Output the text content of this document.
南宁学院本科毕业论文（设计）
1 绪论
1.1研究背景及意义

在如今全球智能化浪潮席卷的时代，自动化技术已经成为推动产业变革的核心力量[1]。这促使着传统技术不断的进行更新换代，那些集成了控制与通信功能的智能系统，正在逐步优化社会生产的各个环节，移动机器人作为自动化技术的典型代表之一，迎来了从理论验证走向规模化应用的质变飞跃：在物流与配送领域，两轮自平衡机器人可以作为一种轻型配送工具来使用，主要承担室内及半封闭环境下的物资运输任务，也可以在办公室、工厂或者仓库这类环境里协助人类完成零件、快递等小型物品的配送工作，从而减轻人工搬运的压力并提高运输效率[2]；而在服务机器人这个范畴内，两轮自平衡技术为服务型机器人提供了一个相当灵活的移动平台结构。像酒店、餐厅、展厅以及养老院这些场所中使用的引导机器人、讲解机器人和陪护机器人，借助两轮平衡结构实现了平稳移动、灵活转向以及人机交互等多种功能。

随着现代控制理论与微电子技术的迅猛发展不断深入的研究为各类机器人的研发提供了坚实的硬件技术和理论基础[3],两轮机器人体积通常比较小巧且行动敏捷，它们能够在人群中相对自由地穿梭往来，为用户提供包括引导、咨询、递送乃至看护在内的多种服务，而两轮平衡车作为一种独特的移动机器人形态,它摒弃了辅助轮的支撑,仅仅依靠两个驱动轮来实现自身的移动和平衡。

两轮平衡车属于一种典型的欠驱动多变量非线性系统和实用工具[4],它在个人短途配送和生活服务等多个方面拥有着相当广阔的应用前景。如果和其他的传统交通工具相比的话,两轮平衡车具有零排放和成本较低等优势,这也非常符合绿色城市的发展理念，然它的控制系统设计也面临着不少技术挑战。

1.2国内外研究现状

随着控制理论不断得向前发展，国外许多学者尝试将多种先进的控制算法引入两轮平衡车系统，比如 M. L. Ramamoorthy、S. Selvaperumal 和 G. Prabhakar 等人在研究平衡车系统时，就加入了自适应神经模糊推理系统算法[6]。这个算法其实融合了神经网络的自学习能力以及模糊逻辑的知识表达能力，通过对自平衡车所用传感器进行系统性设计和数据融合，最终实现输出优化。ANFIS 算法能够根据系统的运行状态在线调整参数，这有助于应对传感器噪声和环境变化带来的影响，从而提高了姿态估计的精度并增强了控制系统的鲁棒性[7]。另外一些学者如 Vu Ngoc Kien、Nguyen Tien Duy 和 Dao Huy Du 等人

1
————————
Hand back the material above in full, exactly as written.

RESPONSE TO THIS EXERCISE
Output the text content of this document.
南宁学院本科毕业论文（设计）
1 绪论
1.1研究背景及意义

在如今全球智能化浪潮席卷的时代，自动化技术已经成为推动产业变革的核心力量[1]。这促使着传统技术不断的进行更新换代，那些集成了控制与通信功能的智能系统，正在逐步优化社会生产的各个环节，移动机器人作为自动化技术的典型代表之一，迎来了从理论验证走向规模化应用的质变飞跃：在物流与配送领域，两轮自平衡机器人可以作为一种轻型配送工具来使用，主要承担室内及半封闭环境下的物资运输任务，也可以在办公室、工厂或者仓库这类环境里协助人类完成零件、快递等小型物品的配送工作，从而减轻人工搬运的压力并提高运输效率[2]；而在服务机器人这个范畴内，两轮自平衡技术为服务型机器人提供了一个相当灵活的移动平台结构。像酒店、餐厅、展厅以及养老院这些场所中使用的引导机器人、讲解机器人和陪护机器人，借助两轮平衡结构实现了平稳移动、灵活转向以及人机交互等多种功能。

随着现代控制理论与微电子技术的迅猛发展不断深入的研究为各类机器人的研发提供了坚实的硬件技术和理论基础[3],两轮机器人体积通常比较小巧且行动敏捷，它们能够在人群中相对自由地穿梭往来，为用户提供包括引导、咨询、递送乃至看护在内的多种服务，而两轮平衡车作为一种独特的移动机器人形态,它摒弃了辅助轮的支撑,仅仅依靠两个驱动轮来实现自身的移动和平衡。

两轮平衡车属于一种典型的欠驱动多变量非线性系统和实用工具[4],它在个人短途配送和生活服务等多个方面拥有着相当广阔的应用前景。如果和其他的传统交通工具相比的话,两轮平衡车具有零排放和成本较低等优势,这也非常符合绿色城市的发展理念，然它的控制系统设计也面临着不少技术挑战。

1.2国内外研究现状

随着控制理论不断得向前发展，国外许多学者尝试将多种先进的控制算法引入两轮平衡车系统，比如 M. L. Ramamoorthy、S. Selvaperumal 和 G. Prabhakar 等人在研究平衡车系统时，就加入了自适应神经模糊推理系统算法[6]。这个算法其实融合了神经网络的自学习能力以及模糊逻辑的知识表达能力，通过对自平衡车所用传感器进行系统性设计和数据融合，最终实现输出优化。ANFIS 算法能够根据系统的运行状态在线调整参数，这有助于应对传感器噪声和环境变化带来的影响，从而提高了姿态估计的精度并增强了控制系统的鲁棒性[7]。另外一些学者如 Vu Ngoc Kien、Nguyen Tien Duy 和 Dao Huy Du 等人

1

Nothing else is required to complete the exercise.